Start Document text

Passengers who got caught up in the airlines' troubles over
Christmas received a glimpse of what may await them in the
coming year.

The winter storms and computer malfunctions, which snarled
airport traffic from Philadelphia to Atlanta, may have been
unavoidable, experts say. But the signs of labor unrest
that cropped up over the weekend could be a harbinger of
things to come in an industry already buffeted by
bankruptcies and structural change.

With the six big airlines expected to lose another $5.5
billion this year, every one of them - American, United,
Delta, Continental, Northwest and US Airways - has
announced plans for deeper cuts in 2005. All told, they
will reach $7.5 billion in spending and at least 20,000
jobs.

"We really have the tough part ahead of us," said Gerald A.
Grinstein, the chief executive at Delta Air Lines, which
avoided a bankruptcy filing this fall by persuading pilots
to cut their pay by a third.

End Document text
Start Supplied material

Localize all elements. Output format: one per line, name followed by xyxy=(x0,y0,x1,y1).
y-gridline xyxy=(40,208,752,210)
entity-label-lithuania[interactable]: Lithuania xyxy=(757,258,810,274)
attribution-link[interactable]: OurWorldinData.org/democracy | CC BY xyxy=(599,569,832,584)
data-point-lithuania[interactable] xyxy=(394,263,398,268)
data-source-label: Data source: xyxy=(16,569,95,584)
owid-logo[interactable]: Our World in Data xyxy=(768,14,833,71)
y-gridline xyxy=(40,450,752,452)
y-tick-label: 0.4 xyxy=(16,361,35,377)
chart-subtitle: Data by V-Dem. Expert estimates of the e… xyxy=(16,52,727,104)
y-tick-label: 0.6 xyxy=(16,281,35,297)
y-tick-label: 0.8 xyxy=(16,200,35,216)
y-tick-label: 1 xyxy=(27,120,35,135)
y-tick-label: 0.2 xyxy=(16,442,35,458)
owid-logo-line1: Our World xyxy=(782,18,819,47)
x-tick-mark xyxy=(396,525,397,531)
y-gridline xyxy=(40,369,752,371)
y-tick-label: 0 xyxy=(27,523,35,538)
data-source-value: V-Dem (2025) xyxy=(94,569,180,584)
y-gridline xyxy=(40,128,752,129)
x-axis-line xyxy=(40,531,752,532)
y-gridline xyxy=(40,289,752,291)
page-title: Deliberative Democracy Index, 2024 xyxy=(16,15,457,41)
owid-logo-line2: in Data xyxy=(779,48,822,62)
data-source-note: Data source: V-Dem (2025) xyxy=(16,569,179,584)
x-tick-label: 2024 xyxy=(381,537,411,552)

End Supplied material

To do.
- 1) Rewrite the paragraph of the airline article that begins "With the six big airlines" as a short bulleted list that keeps its main facts.
- 2) List every airline that the airline article names.
- 3) Write a continuation of the airline article, starting after its last sentence.

Answers in order.
- 1)
- The six big airlines are expected to lose another $5.5 billion this year.
- All six (American, United, Delta, Continental, Northwest and US Airways) have announced plans for deeper cuts in 2005.
- The cuts will total $7.5 billion in spending and at least 20,000 jobs.

- 2)
- American
- United
- Delta (Delta Air Lines)
- Continental
- Northwest
- US Airways

- 3)
For passengers, the irreversible retrenchment by the
airline industry, which has shrunk by a quarter since the
start of the decade, has meant the loss of food service, a
reduction in routes, flight delays, lost baggage and other
headaches.

But if employees' reactions to these kinds of changes are
anything like what US Airways experienced over the weekend,
consumers are in for more serious disruptions.

Yesterday, US Airways, which is operating in bankruptcy,
canceled 29 flights, on top of 300 cancellations on Friday
and Saturday, when unusually high numbers of baggage
handlers in Philadelphia and flight attendants elsewhere
called in sick. Union officials said the sick calls were
not organized.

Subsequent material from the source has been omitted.